→ **What is required**: Scan the lines below for the string "this" and copy every one that has it.

Collected data
◆ ◆ ◆ ◆ ◆ ◆ ◆
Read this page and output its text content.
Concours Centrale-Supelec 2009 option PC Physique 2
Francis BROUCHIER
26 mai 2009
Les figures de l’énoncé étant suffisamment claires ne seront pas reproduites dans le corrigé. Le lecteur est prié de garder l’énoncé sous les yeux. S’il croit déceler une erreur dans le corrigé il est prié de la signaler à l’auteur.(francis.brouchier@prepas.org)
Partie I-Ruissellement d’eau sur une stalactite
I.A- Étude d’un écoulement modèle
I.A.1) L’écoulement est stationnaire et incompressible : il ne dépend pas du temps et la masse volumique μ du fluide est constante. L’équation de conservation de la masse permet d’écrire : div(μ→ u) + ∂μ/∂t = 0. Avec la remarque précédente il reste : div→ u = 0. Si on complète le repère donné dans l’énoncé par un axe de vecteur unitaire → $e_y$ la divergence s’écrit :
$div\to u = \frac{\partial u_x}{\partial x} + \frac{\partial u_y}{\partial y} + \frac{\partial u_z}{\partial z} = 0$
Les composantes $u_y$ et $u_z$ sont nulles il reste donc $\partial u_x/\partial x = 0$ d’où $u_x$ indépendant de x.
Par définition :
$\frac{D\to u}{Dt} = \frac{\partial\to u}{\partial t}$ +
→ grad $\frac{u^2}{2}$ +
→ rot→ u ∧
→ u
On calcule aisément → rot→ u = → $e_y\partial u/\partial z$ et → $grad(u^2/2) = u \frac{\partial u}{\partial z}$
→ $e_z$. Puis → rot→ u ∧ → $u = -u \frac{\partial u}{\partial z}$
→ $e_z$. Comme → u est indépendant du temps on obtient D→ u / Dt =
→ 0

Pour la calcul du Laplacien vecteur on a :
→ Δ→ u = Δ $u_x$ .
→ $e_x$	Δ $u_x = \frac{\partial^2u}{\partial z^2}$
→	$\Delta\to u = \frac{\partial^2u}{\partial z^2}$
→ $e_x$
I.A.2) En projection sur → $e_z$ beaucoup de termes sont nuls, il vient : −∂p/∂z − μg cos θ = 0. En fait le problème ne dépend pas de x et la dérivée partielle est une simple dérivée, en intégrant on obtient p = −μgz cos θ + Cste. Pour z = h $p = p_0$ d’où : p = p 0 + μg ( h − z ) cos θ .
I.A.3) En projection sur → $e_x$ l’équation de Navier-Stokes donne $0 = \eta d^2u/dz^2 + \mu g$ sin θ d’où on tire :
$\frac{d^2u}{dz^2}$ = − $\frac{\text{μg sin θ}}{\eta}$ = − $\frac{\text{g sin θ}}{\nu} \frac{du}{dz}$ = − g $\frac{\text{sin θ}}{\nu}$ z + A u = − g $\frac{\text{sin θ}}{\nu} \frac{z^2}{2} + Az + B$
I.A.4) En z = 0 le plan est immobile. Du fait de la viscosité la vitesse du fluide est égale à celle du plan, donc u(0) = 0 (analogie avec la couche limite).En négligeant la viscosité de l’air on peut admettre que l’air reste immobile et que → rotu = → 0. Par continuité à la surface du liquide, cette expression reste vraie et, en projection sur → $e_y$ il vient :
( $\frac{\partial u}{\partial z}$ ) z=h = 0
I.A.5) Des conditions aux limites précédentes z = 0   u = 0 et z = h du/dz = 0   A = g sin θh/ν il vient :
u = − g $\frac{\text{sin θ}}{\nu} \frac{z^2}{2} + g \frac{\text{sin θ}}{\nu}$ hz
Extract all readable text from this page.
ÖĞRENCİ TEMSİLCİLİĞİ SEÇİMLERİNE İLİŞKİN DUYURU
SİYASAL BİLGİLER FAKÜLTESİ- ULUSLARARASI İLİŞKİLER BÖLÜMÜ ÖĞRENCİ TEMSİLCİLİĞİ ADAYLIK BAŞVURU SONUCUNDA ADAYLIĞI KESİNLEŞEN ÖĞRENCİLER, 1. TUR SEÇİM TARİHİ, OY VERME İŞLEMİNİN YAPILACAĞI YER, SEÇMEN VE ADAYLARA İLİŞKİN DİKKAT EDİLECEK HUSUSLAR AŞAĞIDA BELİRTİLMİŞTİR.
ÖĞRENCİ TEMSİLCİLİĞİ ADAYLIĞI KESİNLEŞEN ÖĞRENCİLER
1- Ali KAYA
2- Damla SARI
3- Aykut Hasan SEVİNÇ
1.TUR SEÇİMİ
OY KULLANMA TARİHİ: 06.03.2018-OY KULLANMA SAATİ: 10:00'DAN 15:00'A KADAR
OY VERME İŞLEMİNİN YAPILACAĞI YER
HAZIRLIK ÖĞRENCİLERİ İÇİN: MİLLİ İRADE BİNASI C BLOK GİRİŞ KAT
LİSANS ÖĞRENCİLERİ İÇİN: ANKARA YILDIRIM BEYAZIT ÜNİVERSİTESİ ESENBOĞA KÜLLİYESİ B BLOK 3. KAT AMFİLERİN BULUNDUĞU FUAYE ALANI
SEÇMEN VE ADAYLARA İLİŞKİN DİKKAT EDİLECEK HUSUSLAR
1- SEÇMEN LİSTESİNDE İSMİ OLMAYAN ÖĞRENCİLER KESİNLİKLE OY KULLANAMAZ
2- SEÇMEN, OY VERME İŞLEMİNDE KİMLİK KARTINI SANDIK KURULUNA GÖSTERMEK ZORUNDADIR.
◆ ◆ ◆ ◆ ◆ ◆ ◆
→ **Expected output**:
Read this page and output its text content.
Extract all readable text from this page.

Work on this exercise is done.